(Extracted data entries)
····················

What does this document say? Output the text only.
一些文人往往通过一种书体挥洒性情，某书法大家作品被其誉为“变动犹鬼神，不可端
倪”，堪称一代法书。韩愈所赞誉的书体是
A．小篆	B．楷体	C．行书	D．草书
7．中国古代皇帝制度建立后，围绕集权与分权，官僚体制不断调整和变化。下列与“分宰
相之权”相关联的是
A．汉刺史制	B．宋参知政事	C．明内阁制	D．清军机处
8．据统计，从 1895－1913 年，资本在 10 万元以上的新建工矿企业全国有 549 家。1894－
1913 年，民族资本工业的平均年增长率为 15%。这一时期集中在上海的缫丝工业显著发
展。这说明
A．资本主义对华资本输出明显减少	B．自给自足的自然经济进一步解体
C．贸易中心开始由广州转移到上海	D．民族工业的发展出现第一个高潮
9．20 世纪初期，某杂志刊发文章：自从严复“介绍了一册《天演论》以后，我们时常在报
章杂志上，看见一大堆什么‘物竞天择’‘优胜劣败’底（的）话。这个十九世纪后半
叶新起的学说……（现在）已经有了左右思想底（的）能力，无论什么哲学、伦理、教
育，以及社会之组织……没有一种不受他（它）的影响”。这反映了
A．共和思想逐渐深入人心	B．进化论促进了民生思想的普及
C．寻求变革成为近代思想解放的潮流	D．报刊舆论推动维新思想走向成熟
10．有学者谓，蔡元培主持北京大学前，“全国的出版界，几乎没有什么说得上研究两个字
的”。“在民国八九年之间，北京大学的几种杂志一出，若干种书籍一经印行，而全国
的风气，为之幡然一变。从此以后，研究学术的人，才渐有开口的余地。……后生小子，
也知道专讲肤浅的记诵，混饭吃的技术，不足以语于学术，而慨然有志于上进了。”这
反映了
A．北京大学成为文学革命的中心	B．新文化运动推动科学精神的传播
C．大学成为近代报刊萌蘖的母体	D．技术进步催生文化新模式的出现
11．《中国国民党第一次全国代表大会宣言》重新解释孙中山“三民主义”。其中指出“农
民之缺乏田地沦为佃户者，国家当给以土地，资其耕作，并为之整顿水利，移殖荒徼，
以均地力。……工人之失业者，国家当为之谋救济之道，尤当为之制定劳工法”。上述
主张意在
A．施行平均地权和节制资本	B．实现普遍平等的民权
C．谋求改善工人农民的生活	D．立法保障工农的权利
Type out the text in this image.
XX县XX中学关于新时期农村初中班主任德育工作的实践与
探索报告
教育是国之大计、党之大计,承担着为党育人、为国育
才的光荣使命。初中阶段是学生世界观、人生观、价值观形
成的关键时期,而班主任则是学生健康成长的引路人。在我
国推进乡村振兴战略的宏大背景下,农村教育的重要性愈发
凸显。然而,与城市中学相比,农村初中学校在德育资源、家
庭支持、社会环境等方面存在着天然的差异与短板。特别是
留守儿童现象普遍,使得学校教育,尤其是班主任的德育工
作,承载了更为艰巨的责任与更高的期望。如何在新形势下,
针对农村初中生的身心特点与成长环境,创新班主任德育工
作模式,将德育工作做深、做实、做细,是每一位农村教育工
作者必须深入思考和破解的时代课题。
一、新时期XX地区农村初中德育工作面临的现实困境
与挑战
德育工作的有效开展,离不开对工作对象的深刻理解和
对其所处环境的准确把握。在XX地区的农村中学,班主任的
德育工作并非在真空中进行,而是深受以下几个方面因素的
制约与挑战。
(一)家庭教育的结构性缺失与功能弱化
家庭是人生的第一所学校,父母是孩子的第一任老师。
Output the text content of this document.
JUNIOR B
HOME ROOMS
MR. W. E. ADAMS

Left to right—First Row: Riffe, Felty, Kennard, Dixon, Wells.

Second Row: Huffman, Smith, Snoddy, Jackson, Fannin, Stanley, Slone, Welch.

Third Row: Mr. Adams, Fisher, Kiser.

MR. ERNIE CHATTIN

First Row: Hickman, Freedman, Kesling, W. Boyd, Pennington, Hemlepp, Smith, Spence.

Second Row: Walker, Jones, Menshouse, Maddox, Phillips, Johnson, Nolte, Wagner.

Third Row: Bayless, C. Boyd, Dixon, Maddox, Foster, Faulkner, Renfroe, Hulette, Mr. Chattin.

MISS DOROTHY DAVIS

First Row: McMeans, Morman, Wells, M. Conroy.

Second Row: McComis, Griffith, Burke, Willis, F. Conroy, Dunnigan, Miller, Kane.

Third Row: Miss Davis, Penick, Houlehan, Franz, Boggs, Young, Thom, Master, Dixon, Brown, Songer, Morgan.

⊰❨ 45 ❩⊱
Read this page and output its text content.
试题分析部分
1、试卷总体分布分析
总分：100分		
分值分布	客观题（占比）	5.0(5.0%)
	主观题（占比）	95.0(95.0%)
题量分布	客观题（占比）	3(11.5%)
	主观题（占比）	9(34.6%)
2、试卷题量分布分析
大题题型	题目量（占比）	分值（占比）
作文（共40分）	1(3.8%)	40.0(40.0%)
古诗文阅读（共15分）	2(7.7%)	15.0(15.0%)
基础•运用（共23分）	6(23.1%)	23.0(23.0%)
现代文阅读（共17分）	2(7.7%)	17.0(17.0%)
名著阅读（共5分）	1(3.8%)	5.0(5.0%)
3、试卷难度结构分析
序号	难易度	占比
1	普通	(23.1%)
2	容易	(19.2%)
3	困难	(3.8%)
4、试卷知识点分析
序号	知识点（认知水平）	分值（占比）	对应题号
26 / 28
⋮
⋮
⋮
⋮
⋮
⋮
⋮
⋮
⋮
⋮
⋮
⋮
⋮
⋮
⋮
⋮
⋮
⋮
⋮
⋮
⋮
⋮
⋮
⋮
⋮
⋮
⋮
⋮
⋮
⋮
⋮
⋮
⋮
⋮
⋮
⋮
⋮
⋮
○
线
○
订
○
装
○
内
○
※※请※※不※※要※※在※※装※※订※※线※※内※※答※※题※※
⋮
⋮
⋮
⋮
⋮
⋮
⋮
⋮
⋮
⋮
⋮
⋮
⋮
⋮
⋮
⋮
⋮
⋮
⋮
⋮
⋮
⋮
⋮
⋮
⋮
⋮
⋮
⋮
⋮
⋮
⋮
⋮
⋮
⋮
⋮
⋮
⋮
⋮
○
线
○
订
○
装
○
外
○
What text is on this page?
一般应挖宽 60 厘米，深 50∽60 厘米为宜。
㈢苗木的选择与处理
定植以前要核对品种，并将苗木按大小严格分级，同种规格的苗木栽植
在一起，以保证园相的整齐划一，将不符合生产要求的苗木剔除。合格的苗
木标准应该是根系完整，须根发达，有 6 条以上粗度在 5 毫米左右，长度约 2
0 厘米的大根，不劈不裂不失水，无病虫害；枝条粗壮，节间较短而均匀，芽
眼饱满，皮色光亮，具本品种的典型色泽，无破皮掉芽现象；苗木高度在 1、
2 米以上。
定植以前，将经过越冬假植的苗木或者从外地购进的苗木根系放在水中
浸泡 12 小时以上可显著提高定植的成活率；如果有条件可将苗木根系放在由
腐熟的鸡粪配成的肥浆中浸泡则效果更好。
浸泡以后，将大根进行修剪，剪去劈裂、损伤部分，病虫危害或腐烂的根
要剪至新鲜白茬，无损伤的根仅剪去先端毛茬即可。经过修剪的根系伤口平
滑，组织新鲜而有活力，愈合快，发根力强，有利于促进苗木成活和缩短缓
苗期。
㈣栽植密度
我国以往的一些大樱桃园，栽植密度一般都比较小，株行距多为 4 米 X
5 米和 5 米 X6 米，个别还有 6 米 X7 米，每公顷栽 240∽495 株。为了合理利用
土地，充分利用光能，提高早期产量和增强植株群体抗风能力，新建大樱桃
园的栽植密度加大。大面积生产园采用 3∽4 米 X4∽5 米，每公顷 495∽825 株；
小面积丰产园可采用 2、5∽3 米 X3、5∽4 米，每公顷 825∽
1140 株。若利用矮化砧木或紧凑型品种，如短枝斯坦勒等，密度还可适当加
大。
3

····················

REQUIRED TASK:
Return exactly the lines from the one containing "Read this page and output its text content." to the last line of the data, and nothing more.

PROBLEM SOLUTION:
Read this page and output its text content.
试题分析部分
1、试卷总体分布分析
总分：100分		
分值分布	客观题（占比）	5.0(5.0%)
	主观题（占比）	95.0(95.0%)
题量分布	客观题（占比）	3(11.5%)
	主观题（占比）	9(34.6%)
2、试卷题量分布分析
大题题型	题目量（占比）	分值（占比）
作文（共40分）	1(3.8%)	40.0(40.0%)
古诗文阅读（共15分）	2(7.7%)	15.0(15.0%)
基础•运用（共23分）	6(23.1%)	23.0(23.0%)
现代文阅读（共17分）	2(7.7%)	17.0(17.0%)
名著阅读（共5分）	1(3.8%)	5.0(5.0%)
3、试卷难度结构分析
序号	难易度	占比
1	普通	(23.1%)
2	容易	(19.2%)
3	困难	(3.8%)
4、试卷知识点分析
序号	知识点（认知水平）	分值（占比）	对应题号
26 / 28
⋮
⋮
⋮
⋮
⋮
⋮
⋮
⋮
⋮
⋮
⋮
⋮
⋮
⋮
⋮
⋮
⋮
⋮
⋮
⋮
⋮
⋮
⋮
⋮
⋮
⋮
⋮
⋮
⋮
⋮
⋮
⋮
⋮
⋮
⋮
⋮
⋮
⋮
○
线
○
订
○
装
○
内
○
※※请※※不※※要※※在※※装※※订※※线※※内※※答※※题※※
⋮
⋮
⋮
⋮
⋮
⋮
⋮
⋮
⋮
⋮
⋮
⋮
⋮
⋮
⋮
⋮
⋮
⋮
⋮
⋮
⋮
⋮
⋮
⋮
⋮
⋮
⋮
⋮
⋮
⋮
⋮
⋮
⋮
⋮
⋮
⋮
⋮
⋮
○
线
○
订
○
装
○
外
○
What text is on this page?
一般应挖宽 60 厘米，深 50∽60 厘米为宜。
㈢苗木的选择与处理
定植以前要核对品种，并将苗木按大小严格分级，同种规格的苗木栽植
在一起，以保证园相的整齐划一，将不符合生产要求的苗木剔除。合格的苗
木标准应该是根系完整，须根发达，有 6 条以上粗度在 5 毫米左右，长度约 2
0 厘米的大根，不劈不裂不失水，无病虫害；枝条粗壮，节间较短而均匀，芽
眼饱满，皮色光亮，具本品种的典型色泽，无破皮掉芽现象；苗木高度在 1、
2 米以上。
定植以前，将经过越冬假植的苗木或者从外地购进的苗木根系放在水中
浸泡 12 小时以上可显著提高定植的成活率；如果有条件可将苗木根系放在由
腐熟的鸡粪配成的肥浆中浸泡则效果更好。
浸泡以后，将大根进行修剪，剪去劈裂、损伤部分，病虫危害或腐烂的根
要剪至新鲜白茬，无损伤的根仅剪去先端毛茬即可。经过修剪的根系伤口平
滑，组织新鲜而有活力，愈合快，发根力强，有利于促进苗木成活和缩短缓
苗期。
㈣栽植密度
我国以往的一些大樱桃园，栽植密度一般都比较小，株行距多为 4 米 X
5 米和 5 米 X6 米，个别还有 6 米 X7 米，每公顷栽 240∽495 株。为了合理利用
土地，充分利用光能，提高早期产量和增强植株群体抗风能力，新建大樱桃
园的栽植密度加大。大面积生产园采用 3∽4 米 X4∽5 米，每公顷 495∽825 株；
小面积丰产园可采用 2、5∽3 米 X3、5∽4 米，每公顷 825∽
1140 株。若利用矮化砧木或紧凑型品种，如短枝斯坦勒等，密度还可适当加
大。
3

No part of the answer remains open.